Abril, depois de amanhã

       Ritualmente era assim: o jornal estava pronto, mas a rotativa não andava. Não porque tivesse enguiçado. O que emperrara durante décadas foi a vida dos portugueses. Para além de notícias de retórica e de assombrosos artigos de opinião fortemente tutelados pelo poder instalado, pela mentira e pela fraude, as salas de redacção dos jornais eram, por isso, um mórbido sítio onde, de entremeio com cinzeiros a abarrotar com “beatas” chupadas até ao queimar os dedos e envelopes de telegramas da agência noticiosa oficial, ardiam os valores e a dignidade de quem tinha que engolir em seco as tramóias da censura. Cada golpada dos agentes do regime era um soco no estômago a quem, porventura, arriscasse pôr o pé em cima do risco que limitava a mentira, o frete ou a subserviência ou então, simplesmente, dizer a verdade. O que não chegava às secretárias já escrito pelos fazedores de uma opinião pública cada vez mais tacanha e enriçada numa teia que o fascismo foi urdindo, era logo condicionado ao tratamento que os todo-poderosos entendiam ser divulgável. “Não referir”, “Não mencionar”, “Proibido desde aqui até ali”, “Proibida a divulgação” e outros que tais, eram epítetos utilizados pelos censores para controlar os jornalistas e o País. Uma batalha, de resto, com um vencedor previamente anunciado. Para isso lá estava atenta, veneradora e obrigada, a truculenta Pide de má memória no seu zeloso serviço de…servir a Pátria. A funda de David, em vez alguma, poderia largar uma pedrada num olho de Golias. Esqueceram-se, porém, que os dinossauros de há muito que estavam extintos e que as imitações são, normalmente, de duvidosa qualidade. Apodrecem e cedo cheiram mal.
• • • •
#### [EXERCÍCIO BREVE A]
Segundo o excerto sobre a censura nos jornais, por que motivo a rotativa não andava, mesmo com o jornal pronto? Responda em uma a três frases.
• • • •
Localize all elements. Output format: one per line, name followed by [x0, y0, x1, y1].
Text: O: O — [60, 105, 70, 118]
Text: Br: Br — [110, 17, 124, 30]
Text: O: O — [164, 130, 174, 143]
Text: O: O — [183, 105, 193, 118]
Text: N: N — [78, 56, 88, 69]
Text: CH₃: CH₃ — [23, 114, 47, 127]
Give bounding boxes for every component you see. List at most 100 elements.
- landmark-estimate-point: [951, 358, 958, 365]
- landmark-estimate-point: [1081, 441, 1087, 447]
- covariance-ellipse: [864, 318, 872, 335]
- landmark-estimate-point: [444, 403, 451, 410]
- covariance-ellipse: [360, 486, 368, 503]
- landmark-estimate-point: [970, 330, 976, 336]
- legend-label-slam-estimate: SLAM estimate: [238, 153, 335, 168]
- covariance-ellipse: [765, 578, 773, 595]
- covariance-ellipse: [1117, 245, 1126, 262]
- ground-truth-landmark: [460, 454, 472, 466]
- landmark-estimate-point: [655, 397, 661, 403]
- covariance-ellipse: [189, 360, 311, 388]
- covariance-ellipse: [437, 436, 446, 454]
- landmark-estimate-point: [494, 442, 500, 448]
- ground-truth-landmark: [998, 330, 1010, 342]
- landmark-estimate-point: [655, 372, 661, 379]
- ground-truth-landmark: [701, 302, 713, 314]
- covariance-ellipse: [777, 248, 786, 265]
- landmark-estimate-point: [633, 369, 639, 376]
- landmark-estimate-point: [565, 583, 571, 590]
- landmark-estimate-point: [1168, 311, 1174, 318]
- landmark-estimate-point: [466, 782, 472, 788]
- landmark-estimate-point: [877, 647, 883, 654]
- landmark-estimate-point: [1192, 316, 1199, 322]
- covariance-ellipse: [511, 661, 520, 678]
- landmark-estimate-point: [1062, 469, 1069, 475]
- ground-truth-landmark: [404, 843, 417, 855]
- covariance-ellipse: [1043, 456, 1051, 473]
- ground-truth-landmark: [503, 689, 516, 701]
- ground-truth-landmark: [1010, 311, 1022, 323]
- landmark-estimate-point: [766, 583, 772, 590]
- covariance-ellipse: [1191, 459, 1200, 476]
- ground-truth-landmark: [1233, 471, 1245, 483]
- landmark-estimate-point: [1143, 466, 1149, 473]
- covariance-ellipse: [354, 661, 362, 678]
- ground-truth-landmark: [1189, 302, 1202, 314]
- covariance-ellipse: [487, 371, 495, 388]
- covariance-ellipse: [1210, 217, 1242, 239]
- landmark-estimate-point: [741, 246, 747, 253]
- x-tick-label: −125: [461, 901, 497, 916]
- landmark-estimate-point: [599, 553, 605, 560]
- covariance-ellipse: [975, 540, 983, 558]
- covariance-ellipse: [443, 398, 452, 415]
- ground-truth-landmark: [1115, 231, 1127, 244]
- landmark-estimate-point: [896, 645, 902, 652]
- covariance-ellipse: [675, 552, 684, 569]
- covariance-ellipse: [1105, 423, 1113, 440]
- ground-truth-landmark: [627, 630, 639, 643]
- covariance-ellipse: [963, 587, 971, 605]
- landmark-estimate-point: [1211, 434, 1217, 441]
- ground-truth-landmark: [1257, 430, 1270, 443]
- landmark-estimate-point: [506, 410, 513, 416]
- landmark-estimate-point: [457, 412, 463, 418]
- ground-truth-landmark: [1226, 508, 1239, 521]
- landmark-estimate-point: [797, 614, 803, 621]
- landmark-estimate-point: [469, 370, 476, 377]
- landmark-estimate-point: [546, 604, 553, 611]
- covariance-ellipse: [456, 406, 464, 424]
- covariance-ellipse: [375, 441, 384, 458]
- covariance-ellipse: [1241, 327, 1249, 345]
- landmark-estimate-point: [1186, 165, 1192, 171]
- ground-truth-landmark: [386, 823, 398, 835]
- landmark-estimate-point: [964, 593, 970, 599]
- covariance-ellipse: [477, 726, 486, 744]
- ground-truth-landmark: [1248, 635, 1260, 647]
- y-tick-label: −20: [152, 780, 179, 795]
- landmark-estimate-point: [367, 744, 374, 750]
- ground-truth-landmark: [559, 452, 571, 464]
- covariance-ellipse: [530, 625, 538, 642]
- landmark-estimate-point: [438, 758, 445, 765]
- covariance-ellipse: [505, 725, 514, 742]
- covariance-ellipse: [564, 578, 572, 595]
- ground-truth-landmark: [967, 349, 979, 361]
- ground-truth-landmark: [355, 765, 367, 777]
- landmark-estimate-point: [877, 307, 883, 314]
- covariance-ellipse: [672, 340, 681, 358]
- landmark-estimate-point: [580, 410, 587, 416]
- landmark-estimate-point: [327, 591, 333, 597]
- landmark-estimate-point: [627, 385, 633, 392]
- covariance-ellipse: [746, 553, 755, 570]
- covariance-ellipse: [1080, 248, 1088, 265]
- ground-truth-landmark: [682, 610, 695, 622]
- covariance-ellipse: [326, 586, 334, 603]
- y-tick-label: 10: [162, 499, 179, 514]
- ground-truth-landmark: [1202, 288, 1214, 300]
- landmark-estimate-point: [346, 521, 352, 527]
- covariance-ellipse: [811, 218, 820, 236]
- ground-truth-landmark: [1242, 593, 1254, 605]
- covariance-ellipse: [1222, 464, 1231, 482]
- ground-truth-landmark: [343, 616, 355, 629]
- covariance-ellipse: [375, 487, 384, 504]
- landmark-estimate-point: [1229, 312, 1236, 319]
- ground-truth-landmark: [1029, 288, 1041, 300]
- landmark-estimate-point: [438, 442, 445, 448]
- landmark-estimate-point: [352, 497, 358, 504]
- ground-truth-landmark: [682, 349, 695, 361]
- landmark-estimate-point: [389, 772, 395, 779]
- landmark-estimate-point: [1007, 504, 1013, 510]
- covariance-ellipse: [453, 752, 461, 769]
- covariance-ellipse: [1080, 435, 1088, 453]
• • • •
#### [EXERCÍCIO BREVE B]
Por favor, reproduza palavra por palavra as linhas das entradas, começando pela primeira e seguindo até à linha que contém "Text: N: N — [78, 56, 88, 69]", incluindo-a.

#### [RESPOSTA FINAL A]
Não era por a máquina ter enguiçado. O excerto afirma que o que emperrara durante décadas foi a vida dos portugueses.

#### [RESPOSTA FINAL B]
Localize all elements. Output format: one per line, name followed by [x0, y0, x1, y1].
Text: O: O — [60, 105, 70, 118]
Text: Br: Br — [110, 17, 124, 30]
Text: O: O — [164, 130, 174, 143]
Text: O: O — [183, 105, 193, 118]
Text: N: N — [78, 56, 88, 69]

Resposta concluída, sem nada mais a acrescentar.